Goal → Find the lines that contain the word "date" and copy each one.
+ + +
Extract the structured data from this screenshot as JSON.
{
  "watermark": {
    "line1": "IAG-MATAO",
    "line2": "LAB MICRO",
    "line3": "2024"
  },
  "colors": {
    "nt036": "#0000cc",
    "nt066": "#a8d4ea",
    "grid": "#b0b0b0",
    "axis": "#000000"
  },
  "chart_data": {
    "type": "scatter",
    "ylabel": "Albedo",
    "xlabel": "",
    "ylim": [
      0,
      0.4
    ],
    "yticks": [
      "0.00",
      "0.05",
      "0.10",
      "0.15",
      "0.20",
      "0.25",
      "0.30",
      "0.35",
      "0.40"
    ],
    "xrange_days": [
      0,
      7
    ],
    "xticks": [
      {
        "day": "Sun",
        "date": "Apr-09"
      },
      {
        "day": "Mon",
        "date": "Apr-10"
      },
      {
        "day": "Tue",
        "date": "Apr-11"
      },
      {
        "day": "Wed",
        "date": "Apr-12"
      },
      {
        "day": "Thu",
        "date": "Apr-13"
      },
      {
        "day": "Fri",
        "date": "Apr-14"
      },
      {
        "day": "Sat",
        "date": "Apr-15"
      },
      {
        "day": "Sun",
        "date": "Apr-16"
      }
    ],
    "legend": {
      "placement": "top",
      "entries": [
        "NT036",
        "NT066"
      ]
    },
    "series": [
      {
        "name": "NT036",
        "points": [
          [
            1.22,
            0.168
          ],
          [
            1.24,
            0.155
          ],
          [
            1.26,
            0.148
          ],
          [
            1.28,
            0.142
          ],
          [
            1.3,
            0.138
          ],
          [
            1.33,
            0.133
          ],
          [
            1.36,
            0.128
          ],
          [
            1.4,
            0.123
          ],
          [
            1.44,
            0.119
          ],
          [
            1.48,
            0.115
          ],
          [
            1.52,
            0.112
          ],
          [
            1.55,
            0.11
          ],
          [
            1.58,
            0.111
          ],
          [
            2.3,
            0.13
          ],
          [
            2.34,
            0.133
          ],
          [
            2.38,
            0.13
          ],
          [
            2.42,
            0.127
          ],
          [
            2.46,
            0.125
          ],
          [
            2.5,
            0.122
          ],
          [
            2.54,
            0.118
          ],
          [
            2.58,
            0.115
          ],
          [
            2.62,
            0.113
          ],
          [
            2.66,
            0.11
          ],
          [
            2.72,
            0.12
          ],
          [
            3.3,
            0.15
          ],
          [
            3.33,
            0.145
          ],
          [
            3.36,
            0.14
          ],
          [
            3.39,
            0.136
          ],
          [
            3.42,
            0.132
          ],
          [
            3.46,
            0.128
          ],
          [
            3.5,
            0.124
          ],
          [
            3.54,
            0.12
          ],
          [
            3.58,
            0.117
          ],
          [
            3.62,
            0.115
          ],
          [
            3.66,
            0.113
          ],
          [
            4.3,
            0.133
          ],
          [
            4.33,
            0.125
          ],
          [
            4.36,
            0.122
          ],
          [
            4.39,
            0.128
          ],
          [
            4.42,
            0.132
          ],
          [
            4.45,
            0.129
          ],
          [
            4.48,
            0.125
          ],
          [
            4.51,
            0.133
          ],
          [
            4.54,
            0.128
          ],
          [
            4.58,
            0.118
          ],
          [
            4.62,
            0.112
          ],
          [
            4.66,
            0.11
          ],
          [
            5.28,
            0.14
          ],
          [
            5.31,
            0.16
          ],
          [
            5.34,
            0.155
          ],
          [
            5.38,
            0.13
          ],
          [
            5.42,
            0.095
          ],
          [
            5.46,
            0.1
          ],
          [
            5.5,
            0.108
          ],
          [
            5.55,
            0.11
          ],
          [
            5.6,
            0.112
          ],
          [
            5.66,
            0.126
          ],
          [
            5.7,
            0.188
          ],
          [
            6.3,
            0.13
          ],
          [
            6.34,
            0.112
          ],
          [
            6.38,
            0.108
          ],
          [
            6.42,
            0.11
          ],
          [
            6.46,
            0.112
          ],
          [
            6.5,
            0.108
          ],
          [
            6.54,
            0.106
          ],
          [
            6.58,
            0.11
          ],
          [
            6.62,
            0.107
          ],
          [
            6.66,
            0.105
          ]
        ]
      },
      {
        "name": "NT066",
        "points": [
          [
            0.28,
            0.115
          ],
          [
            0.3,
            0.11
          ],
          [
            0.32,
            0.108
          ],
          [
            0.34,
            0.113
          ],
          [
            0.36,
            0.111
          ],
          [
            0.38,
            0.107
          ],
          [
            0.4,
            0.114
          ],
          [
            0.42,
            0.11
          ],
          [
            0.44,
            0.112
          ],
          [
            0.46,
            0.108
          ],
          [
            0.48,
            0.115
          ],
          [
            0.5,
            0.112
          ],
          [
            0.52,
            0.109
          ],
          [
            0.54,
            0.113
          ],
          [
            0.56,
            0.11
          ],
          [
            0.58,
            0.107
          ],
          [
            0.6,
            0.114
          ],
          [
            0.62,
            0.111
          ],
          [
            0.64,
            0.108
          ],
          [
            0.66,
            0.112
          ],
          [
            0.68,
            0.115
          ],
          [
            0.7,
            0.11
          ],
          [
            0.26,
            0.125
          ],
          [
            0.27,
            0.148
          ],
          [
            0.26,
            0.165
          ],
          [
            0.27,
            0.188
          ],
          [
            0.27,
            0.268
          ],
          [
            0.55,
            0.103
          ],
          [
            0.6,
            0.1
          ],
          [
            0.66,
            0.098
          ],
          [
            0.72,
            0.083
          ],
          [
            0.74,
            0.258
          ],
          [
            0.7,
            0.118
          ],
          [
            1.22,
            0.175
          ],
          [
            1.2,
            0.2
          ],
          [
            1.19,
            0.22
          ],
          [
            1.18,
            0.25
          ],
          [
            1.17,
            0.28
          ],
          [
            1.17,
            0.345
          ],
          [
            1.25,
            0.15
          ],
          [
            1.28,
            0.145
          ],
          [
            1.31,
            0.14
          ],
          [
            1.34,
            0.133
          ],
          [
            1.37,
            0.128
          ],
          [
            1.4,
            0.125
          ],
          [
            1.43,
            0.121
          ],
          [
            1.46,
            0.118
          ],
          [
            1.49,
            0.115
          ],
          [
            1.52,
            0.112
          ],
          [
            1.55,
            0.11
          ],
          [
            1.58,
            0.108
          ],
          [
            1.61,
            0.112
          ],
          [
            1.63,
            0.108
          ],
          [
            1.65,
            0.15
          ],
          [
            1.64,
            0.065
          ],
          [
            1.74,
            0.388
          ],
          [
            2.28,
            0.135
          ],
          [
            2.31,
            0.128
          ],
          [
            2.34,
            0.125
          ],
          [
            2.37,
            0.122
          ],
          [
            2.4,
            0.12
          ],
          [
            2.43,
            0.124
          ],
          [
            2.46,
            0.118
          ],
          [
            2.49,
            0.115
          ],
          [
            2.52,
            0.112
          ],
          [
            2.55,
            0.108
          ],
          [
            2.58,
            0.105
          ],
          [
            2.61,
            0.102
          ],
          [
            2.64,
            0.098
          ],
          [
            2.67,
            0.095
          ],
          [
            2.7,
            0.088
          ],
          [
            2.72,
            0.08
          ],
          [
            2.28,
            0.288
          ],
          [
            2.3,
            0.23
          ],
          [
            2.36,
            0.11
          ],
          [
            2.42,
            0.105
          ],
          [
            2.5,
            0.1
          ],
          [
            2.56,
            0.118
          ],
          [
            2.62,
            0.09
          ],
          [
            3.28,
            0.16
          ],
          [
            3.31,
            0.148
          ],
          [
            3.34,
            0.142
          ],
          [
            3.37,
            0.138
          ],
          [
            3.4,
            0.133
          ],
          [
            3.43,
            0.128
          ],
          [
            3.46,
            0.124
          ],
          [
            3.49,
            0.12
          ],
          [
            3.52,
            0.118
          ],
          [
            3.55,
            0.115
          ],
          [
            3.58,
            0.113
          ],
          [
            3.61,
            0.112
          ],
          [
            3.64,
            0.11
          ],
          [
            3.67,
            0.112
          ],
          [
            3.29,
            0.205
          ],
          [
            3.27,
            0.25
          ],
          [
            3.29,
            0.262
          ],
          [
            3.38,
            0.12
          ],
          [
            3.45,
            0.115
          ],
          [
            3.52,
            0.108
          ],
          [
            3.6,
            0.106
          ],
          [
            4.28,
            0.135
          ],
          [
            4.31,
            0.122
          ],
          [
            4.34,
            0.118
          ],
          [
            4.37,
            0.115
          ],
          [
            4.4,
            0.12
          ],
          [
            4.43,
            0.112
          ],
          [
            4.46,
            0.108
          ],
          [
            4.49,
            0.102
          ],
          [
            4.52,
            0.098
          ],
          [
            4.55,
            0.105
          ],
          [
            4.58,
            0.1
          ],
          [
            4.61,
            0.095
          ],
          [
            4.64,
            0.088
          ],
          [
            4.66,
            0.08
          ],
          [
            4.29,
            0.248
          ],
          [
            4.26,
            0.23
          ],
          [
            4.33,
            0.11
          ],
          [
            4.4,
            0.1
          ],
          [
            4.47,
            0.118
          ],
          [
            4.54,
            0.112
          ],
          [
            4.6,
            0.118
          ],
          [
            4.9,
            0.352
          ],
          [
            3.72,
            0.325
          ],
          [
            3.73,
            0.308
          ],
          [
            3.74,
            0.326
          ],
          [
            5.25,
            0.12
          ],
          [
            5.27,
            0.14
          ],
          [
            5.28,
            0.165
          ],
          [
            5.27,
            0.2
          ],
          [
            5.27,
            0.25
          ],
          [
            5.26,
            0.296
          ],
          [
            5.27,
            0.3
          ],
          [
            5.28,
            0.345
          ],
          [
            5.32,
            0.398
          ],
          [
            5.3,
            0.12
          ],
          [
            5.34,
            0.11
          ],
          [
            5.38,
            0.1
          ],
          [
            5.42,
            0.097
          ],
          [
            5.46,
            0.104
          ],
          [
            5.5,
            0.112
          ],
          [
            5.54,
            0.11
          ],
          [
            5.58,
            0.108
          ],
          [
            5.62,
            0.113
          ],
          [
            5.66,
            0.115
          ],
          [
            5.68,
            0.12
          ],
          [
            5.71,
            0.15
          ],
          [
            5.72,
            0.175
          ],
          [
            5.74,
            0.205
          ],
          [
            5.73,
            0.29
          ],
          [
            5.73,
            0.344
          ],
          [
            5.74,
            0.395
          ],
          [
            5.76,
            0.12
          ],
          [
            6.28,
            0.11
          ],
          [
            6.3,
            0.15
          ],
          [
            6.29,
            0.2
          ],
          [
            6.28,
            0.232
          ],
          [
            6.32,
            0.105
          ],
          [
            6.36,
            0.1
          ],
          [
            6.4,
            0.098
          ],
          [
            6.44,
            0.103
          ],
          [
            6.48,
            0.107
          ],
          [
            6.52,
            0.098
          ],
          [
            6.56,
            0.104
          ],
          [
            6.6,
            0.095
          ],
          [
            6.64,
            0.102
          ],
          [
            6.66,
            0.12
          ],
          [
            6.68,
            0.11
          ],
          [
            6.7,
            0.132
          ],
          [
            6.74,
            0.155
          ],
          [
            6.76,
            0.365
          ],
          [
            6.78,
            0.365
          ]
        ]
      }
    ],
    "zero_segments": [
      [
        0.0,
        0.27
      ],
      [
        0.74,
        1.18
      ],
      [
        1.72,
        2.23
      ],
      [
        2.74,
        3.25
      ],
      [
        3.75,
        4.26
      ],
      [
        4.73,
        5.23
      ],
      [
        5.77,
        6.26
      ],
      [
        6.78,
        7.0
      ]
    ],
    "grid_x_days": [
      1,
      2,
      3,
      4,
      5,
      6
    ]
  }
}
+ + +
Completed task →
        "date": "Apr-09"
        "date": "Apr-10"
        "date": "Apr-11"
        "date": "Apr-12"
        "date": "Apr-13"
        "date": "Apr-14"
        "date": "Apr-15"
        "date": "Apr-16"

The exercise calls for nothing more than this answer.